AIM OF THE EXERCISE: Find the lines that hold the word "text" and return them.

EXTRACTED MATERIAL:
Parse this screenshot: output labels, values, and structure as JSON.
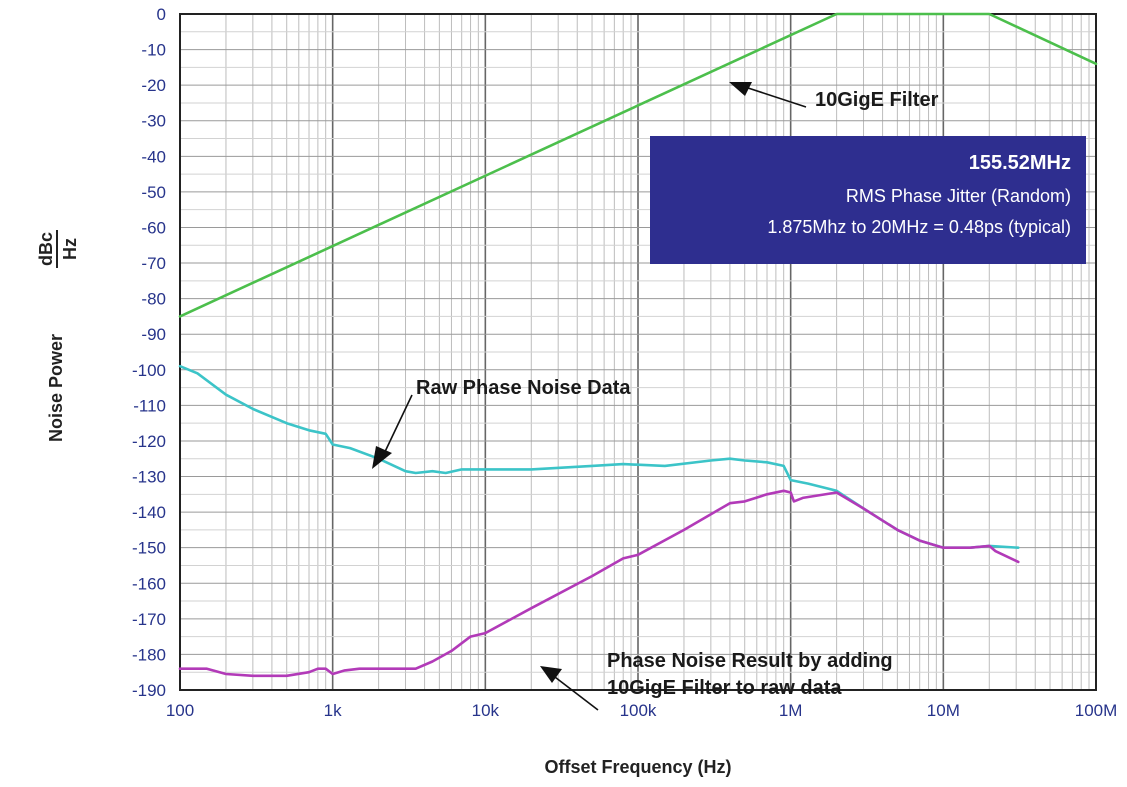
{
  "chart_data": {
    "type": "line",
    "xscale": "log",
    "xlim": [
      100,
      100000000
    ],
    "ylim": [
      -190,
      0
    ],
    "grid": true,
    "xlabel": "Offset Frequency (Hz)",
    "ylabel_main": "Noise Power",
    "ylabel_num": "dBc",
    "ylabel_den": "Hz",
    "xticks": [
      {
        "value": 100,
        "label": "100"
      },
      {
        "value": 1000,
        "label": "1k"
      },
      {
        "value": 10000,
        "label": "10k"
      },
      {
        "value": 100000,
        "label": "100k"
      },
      {
        "value": 1000000,
        "label": "1M"
      },
      {
        "value": 10000000,
        "label": "10M"
      },
      {
        "value": 100000000,
        "label": "100M"
      }
    ],
    "yticks": [
      "0",
      "-10",
      "-20",
      "-30",
      "-40",
      "-50",
      "-60",
      "-70",
      "-80",
      "-90",
      "-100",
      "-110",
      "-120",
      "-130",
      "-140",
      "-150",
      "-160",
      "-170",
      "-180",
      "-190"
    ],
    "series": [
      {
        "id": "filter",
        "color": "#4cbf4c",
        "points": [
          [
            100,
            -85
          ],
          [
            2000000,
            0
          ],
          [
            20000000,
            0
          ],
          [
            100000000,
            -14
          ]
        ]
      },
      {
        "id": "raw",
        "color": "#3cc4c8",
        "points": [
          [
            100,
            -99
          ],
          [
            130,
            -101
          ],
          [
            200,
            -107
          ],
          [
            300,
            -111
          ],
          [
            500,
            -115
          ],
          [
            700,
            -117
          ],
          [
            900,
            -118
          ],
          [
            1000,
            -121
          ],
          [
            1300,
            -122
          ],
          [
            2000,
            -125
          ],
          [
            3000,
            -128.5
          ],
          [
            3500,
            -129
          ],
          [
            4500,
            -128.5
          ],
          [
            5500,
            -129
          ],
          [
            7000,
            -128
          ],
          [
            10000,
            -128
          ],
          [
            20000,
            -128
          ],
          [
            50000,
            -127
          ],
          [
            80000,
            -126.5
          ],
          [
            150000,
            -127
          ],
          [
            300000,
            -125.5
          ],
          [
            400000,
            -125
          ],
          [
            500000,
            -125.5
          ],
          [
            700000,
            -126
          ],
          [
            900000,
            -127
          ],
          [
            1000000,
            -131
          ],
          [
            1300000,
            -132
          ],
          [
            2000000,
            -134
          ],
          [
            3000000,
            -139
          ],
          [
            5000000,
            -145
          ],
          [
            7000000,
            -148
          ],
          [
            10000000,
            -150
          ],
          [
            15000000,
            -150
          ],
          [
            20000000,
            -149.5
          ],
          [
            31000000,
            -150
          ]
        ]
      },
      {
        "id": "result",
        "color": "#b23ab8",
        "points": [
          [
            100,
            -184
          ],
          [
            150,
            -184
          ],
          [
            200,
            -185.5
          ],
          [
            300,
            -186
          ],
          [
            500,
            -186
          ],
          [
            700,
            -185
          ],
          [
            800,
            -184
          ],
          [
            900,
            -184
          ],
          [
            1000,
            -185.5
          ],
          [
            1200,
            -184.5
          ],
          [
            1500,
            -184
          ],
          [
            3500,
            -184
          ],
          [
            4500,
            -182
          ],
          [
            6000,
            -179
          ],
          [
            8000,
            -175
          ],
          [
            10000,
            -174
          ],
          [
            20000,
            -167
          ],
          [
            50000,
            -158
          ],
          [
            80000,
            -153
          ],
          [
            100000,
            -152
          ],
          [
            200000,
            -145
          ],
          [
            400000,
            -137.5
          ],
          [
            500000,
            -137
          ],
          [
            700000,
            -135
          ],
          [
            900000,
            -134
          ],
          [
            1000000,
            -134.5
          ],
          [
            1050000,
            -137
          ],
          [
            1200000,
            -136
          ],
          [
            2000000,
            -134.5
          ],
          [
            3000000,
            -139
          ],
          [
            5000000,
            -145
          ],
          [
            7000000,
            -148
          ],
          [
            10000000,
            -150
          ],
          [
            15000000,
            -150
          ],
          [
            20000000,
            -149.5
          ],
          [
            22000000,
            -151
          ],
          [
            31000000,
            -154
          ]
        ]
      }
    ],
    "annotations": [
      {
        "id": "filter",
        "text": "10GigE Filter"
      },
      {
        "id": "raw",
        "text": "Raw Phase Noise Data"
      },
      {
        "id": "result",
        "lines": [
          "Phase Noise Result by adding",
          "10GigE Filter to raw data"
        ]
      }
    ],
    "info_box": {
      "title": "155.52MHz",
      "lines": [
        "RMS Phase Jitter  (Random)",
        "1.875Mhz to 20MHz = 0.48ps (typical)"
      ],
      "fill": "#2e2e8f"
    }
  }
}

RESPONSE:
        "text": "10GigE Filter"
        "text": "Raw Phase Noise Data"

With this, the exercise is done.